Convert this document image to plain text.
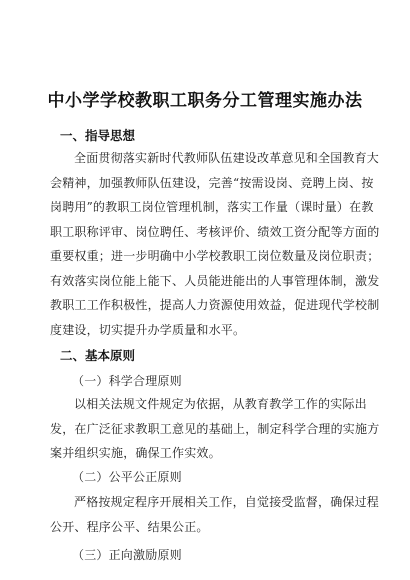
中小学学校教职工职务分工管理实施办法
一、指导思想
全面贯彻落实新时代教师队伍建设改革意见和全国教育大
会精神，加强教师队伍建设，完善“按需设岗、竞聘上岗、按
岗聘用”的教职工岗位管理机制，落实工作量（课时量）在教
职工职称评审、岗位聘任、考核评价、绩效工资分配等方面的
重要权重；进一步明确中小学校教职工岗位数量及岗位职责；
有效落实岗位能上能下、人员能进能出的人事管理体制，激发
教职工工作积极性，提高人力资源使用效益，促进现代学校制
度建设，切实提升办学质量和水平。
二、基本原则
（一）科学合理原则
以相关法规文件规定为依据，从教育教学工作的实际出
发，在广泛征求教职工意见的基础上，制定科学合理的实施方
案并组织实施，确保工作实效。
（二）公平公正原则
严格按规定程序开展相关工作，自觉接受监督，确保过程
公开、程序公平、结果公正。
（三）正向激励原则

■ ■ ■ ■

EXERCISE OBJECTIVE:
All of the material above should be reproduced exactly, except the pictures.

REPLY:
Convert this document image to plain text.
中小学学校教职工职务分工管理实施办法
一、指导思想
全面贯彻落实新时代教师队伍建设改革意见和全国教育大
会精神，加强教师队伍建设，完善“按需设岗、竞聘上岗、按
岗聘用”的教职工岗位管理机制，落实工作量（课时量）在教
职工职称评审、岗位聘任、考核评价、绩效工资分配等方面的
重要权重；进一步明确中小学校教职工岗位数量及岗位职责；
有效落实岗位能上能下、人员能进能出的人事管理体制，激发
教职工工作积极性，提高人力资源使用效益，促进现代学校制
度建设，切实提升办学质量和水平。
二、基本原则
（一）科学合理原则
以相关法规文件规定为依据，从教育教学工作的实际出
发，在广泛征求教职工意见的基础上，制定科学合理的实施方
案并组织实施，确保工作实效。
（二）公平公正原则
严格按规定程序开展相关工作，自觉接受监督，确保过程
公开、程序公平、结果公正。
（三）正向激励原则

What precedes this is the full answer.